[Records from a collection]
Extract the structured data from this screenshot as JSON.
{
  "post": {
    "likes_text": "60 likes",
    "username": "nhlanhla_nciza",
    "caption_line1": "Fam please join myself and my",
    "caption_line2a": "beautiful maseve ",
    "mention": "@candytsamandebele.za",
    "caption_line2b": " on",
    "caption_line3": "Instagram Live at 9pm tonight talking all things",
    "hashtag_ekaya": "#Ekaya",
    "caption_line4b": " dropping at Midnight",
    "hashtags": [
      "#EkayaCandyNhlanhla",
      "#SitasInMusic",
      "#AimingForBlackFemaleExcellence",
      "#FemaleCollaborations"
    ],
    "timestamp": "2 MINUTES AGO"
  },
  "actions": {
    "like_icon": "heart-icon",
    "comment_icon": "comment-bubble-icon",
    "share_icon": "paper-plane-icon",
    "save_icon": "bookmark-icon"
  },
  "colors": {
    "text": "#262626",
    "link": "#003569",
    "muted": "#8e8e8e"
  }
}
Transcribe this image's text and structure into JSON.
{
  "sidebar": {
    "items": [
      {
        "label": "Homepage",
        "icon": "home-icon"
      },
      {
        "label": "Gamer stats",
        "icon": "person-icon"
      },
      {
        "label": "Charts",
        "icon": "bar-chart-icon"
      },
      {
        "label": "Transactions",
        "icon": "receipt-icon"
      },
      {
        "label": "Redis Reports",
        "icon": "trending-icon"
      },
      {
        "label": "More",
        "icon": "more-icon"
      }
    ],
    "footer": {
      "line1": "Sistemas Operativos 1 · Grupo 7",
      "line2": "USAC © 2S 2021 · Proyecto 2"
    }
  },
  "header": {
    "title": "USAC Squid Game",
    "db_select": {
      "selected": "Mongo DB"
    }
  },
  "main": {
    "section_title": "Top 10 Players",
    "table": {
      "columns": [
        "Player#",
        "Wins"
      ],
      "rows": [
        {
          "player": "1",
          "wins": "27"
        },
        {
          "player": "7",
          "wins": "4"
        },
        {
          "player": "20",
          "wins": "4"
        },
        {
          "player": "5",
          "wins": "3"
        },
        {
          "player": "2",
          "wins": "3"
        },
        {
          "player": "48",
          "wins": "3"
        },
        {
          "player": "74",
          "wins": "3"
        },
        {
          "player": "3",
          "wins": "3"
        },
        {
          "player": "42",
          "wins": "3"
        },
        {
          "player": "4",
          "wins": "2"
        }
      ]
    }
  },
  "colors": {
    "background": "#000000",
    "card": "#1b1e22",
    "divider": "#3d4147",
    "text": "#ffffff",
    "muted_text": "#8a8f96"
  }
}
...
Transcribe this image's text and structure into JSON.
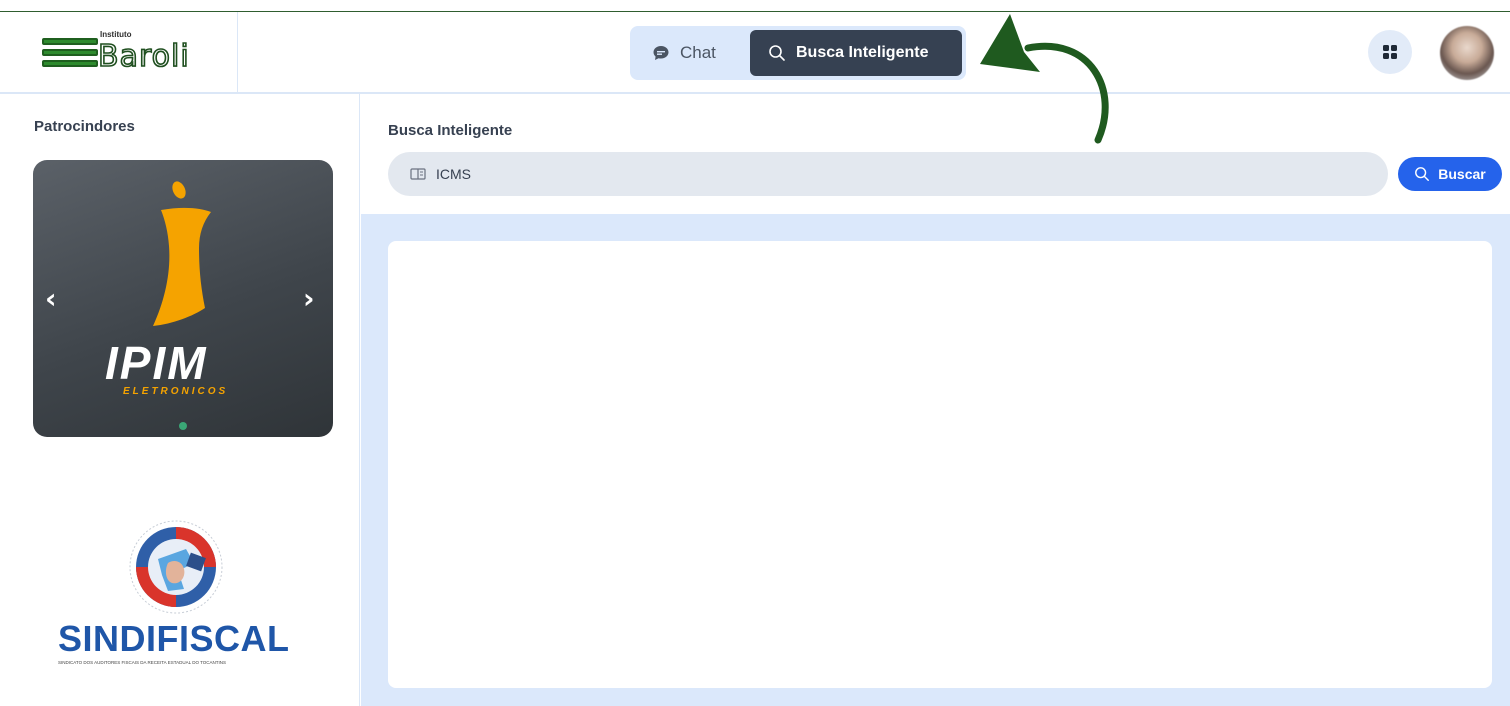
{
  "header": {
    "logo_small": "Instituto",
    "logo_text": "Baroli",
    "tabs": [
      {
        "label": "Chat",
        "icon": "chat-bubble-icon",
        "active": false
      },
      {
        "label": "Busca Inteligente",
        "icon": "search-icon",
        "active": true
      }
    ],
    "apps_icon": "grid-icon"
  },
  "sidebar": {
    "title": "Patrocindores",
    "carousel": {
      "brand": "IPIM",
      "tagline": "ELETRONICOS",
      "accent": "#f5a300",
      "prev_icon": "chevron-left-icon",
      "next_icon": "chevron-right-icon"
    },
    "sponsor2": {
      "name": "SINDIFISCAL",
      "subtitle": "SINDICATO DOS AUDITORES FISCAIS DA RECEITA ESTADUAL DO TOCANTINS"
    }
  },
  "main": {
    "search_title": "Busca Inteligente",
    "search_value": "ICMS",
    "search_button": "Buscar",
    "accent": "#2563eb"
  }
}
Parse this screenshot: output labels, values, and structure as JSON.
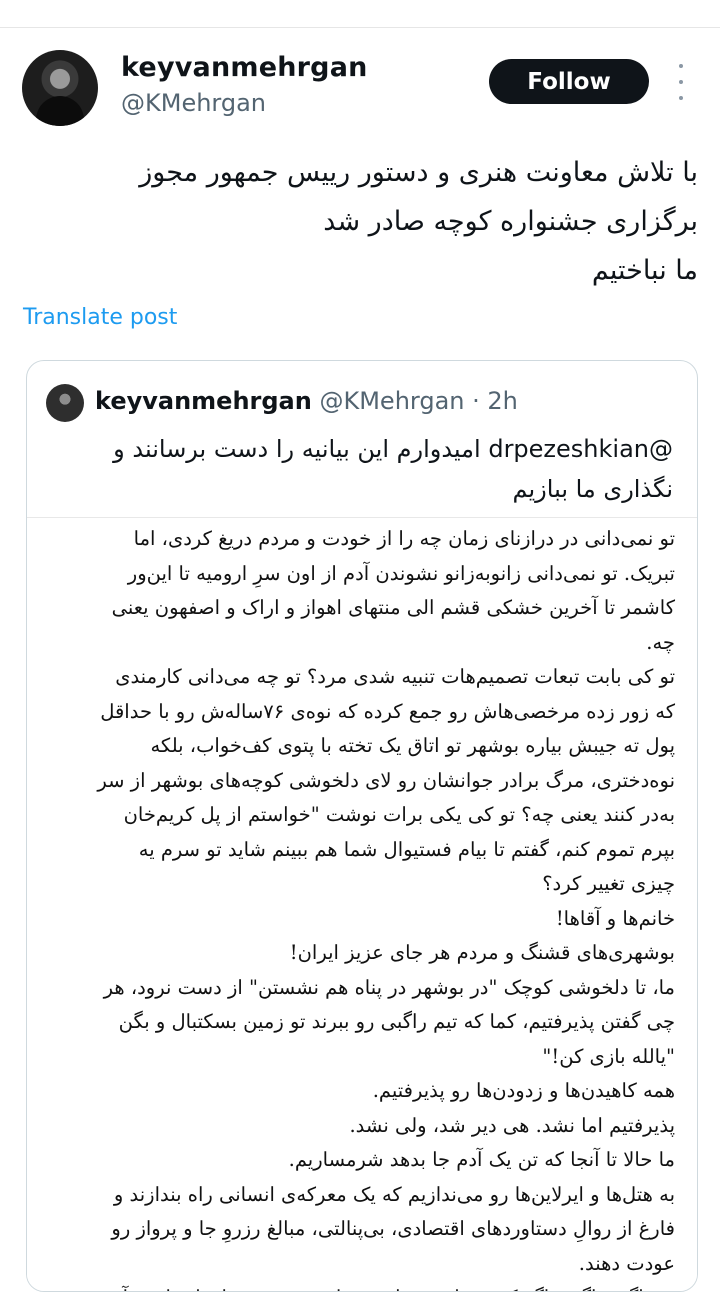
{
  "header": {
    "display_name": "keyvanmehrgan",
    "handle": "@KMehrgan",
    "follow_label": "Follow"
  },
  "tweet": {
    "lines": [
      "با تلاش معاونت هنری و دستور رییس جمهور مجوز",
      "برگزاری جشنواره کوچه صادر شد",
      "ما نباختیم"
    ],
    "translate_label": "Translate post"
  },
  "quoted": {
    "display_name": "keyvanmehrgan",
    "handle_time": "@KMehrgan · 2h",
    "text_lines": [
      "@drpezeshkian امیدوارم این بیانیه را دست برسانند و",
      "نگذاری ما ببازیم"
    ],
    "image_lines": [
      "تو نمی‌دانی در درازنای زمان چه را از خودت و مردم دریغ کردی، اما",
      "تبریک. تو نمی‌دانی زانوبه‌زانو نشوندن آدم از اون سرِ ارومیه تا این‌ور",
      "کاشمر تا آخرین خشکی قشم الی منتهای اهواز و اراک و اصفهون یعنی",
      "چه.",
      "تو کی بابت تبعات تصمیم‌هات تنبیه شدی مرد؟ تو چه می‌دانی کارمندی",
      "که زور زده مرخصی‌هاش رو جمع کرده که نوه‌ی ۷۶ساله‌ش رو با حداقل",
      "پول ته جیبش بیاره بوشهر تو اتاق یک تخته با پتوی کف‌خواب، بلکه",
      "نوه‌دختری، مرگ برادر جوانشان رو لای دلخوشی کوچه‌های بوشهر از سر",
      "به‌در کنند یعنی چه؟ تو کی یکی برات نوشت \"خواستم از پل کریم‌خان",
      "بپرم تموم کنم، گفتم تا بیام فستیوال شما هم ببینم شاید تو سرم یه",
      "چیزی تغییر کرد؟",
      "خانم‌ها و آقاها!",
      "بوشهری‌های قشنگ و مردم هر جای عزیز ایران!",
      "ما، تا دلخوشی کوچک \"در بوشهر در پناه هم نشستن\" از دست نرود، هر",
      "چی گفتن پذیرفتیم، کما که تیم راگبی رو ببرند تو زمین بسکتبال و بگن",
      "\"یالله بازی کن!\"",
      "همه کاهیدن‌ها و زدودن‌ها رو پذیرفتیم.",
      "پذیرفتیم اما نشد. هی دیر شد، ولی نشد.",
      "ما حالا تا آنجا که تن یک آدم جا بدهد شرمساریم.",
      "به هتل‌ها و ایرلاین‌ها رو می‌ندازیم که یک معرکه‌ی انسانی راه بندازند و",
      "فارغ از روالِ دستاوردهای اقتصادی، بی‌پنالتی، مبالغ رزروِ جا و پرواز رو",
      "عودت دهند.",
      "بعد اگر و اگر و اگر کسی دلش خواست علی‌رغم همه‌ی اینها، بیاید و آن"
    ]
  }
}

WHAT TO DO: Gather, from the listing above, every line carrying the word "JSON".

TASK OUTPUT:
Extract the structured data from this screenshot as JSON.
Transcribe this image's text and structure into JSON.
Transcribe this image's text and structure into JSON.
Parse this screenshot: output labels, values, and structure as JSON.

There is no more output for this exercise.